==== LISTING ====
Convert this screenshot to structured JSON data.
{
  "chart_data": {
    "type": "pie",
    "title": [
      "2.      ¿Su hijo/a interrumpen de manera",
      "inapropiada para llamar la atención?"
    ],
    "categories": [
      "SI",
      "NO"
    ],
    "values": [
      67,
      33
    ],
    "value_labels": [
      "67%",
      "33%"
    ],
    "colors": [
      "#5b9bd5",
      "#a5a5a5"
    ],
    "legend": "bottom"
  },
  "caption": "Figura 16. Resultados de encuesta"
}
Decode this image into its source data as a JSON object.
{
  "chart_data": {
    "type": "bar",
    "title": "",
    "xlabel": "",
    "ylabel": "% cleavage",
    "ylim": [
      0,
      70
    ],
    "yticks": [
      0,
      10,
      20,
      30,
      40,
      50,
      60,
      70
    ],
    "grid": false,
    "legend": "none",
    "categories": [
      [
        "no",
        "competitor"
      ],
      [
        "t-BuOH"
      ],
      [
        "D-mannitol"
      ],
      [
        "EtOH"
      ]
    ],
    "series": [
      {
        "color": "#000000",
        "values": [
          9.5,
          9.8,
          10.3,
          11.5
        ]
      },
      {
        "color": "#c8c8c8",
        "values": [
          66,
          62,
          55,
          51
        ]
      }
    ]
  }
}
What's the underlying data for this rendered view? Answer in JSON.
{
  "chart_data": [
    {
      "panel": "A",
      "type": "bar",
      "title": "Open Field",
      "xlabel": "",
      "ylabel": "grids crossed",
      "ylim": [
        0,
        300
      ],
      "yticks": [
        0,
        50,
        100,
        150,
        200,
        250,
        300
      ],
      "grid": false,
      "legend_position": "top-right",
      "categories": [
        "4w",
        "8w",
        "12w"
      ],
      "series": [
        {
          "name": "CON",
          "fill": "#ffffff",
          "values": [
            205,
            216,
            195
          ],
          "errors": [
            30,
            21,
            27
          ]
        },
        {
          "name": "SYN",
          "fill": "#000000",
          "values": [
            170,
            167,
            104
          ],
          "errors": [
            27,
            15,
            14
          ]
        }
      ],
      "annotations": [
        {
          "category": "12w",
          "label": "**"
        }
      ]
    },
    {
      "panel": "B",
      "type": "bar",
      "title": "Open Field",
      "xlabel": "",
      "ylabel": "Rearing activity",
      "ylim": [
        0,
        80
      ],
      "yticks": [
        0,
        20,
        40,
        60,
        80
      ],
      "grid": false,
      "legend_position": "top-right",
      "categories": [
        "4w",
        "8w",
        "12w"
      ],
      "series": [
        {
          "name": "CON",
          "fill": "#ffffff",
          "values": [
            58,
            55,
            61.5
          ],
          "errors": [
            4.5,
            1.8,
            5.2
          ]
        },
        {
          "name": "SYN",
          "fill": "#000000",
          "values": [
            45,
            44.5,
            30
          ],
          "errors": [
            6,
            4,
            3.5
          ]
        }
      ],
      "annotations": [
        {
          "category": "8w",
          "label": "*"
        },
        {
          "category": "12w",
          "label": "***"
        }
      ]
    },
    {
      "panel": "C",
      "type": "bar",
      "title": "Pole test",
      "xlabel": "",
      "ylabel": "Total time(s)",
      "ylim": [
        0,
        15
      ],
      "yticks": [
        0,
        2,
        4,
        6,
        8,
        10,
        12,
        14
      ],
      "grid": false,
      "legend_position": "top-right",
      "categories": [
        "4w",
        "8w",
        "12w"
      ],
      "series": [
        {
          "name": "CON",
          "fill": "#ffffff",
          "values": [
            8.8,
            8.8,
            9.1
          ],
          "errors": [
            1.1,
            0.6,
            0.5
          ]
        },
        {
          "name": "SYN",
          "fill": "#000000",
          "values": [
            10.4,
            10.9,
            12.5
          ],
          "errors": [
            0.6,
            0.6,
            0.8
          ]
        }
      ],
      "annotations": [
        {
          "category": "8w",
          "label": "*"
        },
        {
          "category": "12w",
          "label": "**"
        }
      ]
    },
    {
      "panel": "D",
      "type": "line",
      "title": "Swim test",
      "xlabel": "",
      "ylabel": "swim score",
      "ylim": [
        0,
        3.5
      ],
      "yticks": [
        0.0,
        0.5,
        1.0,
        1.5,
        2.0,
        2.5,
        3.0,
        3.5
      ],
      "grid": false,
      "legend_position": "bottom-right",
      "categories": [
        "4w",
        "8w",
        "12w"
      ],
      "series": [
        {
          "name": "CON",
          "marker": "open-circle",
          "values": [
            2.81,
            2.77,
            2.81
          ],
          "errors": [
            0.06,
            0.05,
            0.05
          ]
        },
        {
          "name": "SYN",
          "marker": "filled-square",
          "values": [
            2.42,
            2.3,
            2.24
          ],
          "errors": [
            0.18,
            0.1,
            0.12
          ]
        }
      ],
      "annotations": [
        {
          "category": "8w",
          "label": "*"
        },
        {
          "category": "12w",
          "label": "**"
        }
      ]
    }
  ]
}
====
» REQUIREMENTS
Reproduce each entry above exactly, keeping every word.

» SOLUTION
Convert this screenshot to structured JSON data.
{
  "chart_data": {
    "type": "pie",
    "title": [
      "2.      ¿Su hijo/a interrumpen de manera",
      "inapropiada para llamar la atención?"
    ],
    "categories": [
      "SI",
      "NO"
    ],
    "values": [
      67,
      33
    ],
    "value_labels": [
      "67%",
      "33%"
    ],
    "colors": [
      "#5b9bd5",
      "#a5a5a5"
    ],
    "legend": "bottom"
  },
  "caption": "Figura 16. Resultados de encuesta"
}
Decode this image into its source data as a JSON object.
{
  "chart_data": {
    "type": "bar",
    "title": "",
    "xlabel": "",
    "ylabel": "% cleavage",
    "ylim": [
      0,
      70
    ],
    "yticks": [
      0,
      10,
      20,
      30,
      40,
      50,
      60,
      70
    ],
    "grid": false,
    "legend": "none",
    "categories": [
      [
        "no",
        "competitor"
      ],
      [
        "t-BuOH"
      ],
      [
        "D-mannitol"
      ],
      [
        "EtOH"
      ]
    ],
    "series": [
      {
        "color": "#000000",
        "values": [
          9.5,
          9.8,
          10.3,
          11.5
        ]
      },
      {
        "color": "#c8c8c8",
        "values": [
          66,
          62,
          55,
          51
        ]
      }
    ]
  }
}
What's the underlying data for this rendered view? Answer in JSON.
{
  "chart_data": [
    {
      "panel": "A",
      "type": "bar",
      "title": "Open Field",
      "xlabel": "",
      "ylabel": "grids crossed",
      "ylim": [
        0,
        300
      ],
      "yticks": [
        0,
        50,
        100,
        150,
        200,
        250,
        300
      ],
      "grid": false,
      "legend_position": "top-right",
      "categories": [
        "4w",
        "8w",
        "12w"
      ],
      "series": [
        {
          "name": "CON",
          "fill": "#ffffff",
          "values": [
            205,
            216,
            195
          ],
          "errors": [
            30,
            21,
            27
          ]
        },
        {
          "name": "SYN",
          "fill": "#000000",
          "values": [
            170,
            167,
            104
          ],
          "errors": [
            27,
            15,
            14
          ]
        }
      ],
      "annotations": [
        {
          "category": "12w",
          "label": "**"
        }
      ]
    },
    {
      "panel": "B",
      "type": "bar",
      "title": "Open Field",
      "xlabel": "",
      "ylabel": "Rearing activity",
      "ylim": [
        0,
        80
      ],
      "yticks": [
        0,
        20,
        40,
        60,
        80
      ],
      "grid": false,
      "legend_position": "top-right",
      "categories": [
        "4w",
        "8w",
        "12w"
      ],
      "series": [
        {
          "name": "CON",
          "fill": "#ffffff",
          "values": [
            58,
            55,
            61.5
          ],
          "errors": [
            4.5,
            1.8,
            5.2
          ]
        },
        {
          "name": "SYN",
          "fill": "#000000",
          "values": [
            45,
            44.5,
            30
          ],
          "errors": [
            6,
            4,
            3.5
          ]
        }
      ],
      "annotations": [
        {
          "category": "8w",
          "label": "*"
        },
        {
          "category": "12w",
          "label": "***"
        }
      ]
    },
    {
      "panel": "C",
      "type": "bar",
      "title": "Pole test",
      "xlabel": "",
      "ylabel": "Total time(s)",
      "ylim": [
        0,
        15
      ],
      "yticks": [
        0,
        2,
        4,
        6,
        8,
        10,
        12,
        14
      ],
      "grid": false,
      "legend_position": "top-right",
      "categories": [
        "4w",
        "8w",
        "12w"
      ],
      "series": [
        {
          "name": "CON",
          "fill": "#ffffff",
          "values": [
            8.8,
            8.8,
            9.1
          ],
          "errors": [
            1.1,
            0.6,
            0.5
          ]
        },
        {
          "name": "SYN",
          "fill": "#000000",
          "values": [
            10.4,
            10.9,
            12.5
          ],
          "errors": [
            0.6,
            0.6,
            0.8
          ]
        }
      ],
      "annotations": [
        {
          "category": "8w",
          "label": "*"
        },
        {
          "category": "12w",
          "label": "**"
        }
      ]
    },
    {
      "panel": "D",
      "type": "line",
      "title": "Swim test",
      "xlabel": "",
      "ylabel": "swim score",
      "ylim": [
        0,
        3.5
      ],
      "yticks": [
        0.0,
        0.5,
        1.0,
        1.5,
        2.0,
        2.5,
        3.0,
        3.5
      ],
      "grid": false,
      "legend_position": "bottom-right",
      "categories": [
        "4w",
        "8w",
        "12w"
      ],
      "series": [
        {
          "name": "CON",
          "marker": "open-circle",
          "values": [
            2.81,
            2.77,
            2.81
          ],
          "errors": [
            0.06,
            0.05,
            0.05
          ]
        },
        {
          "name": "SYN",
          "marker": "filled-square",
          "values": [
            2.42,
            2.3,
            2.24
          ],
          "errors": [
            0.18,
            0.1,
            0.12
          ]
        }
      ],
      "annotations": [
        {
          "category": "8w",
          "label": "*"
        },
        {
          "category": "12w",
          "label": "**"
        }
      ]
    }
  ]
}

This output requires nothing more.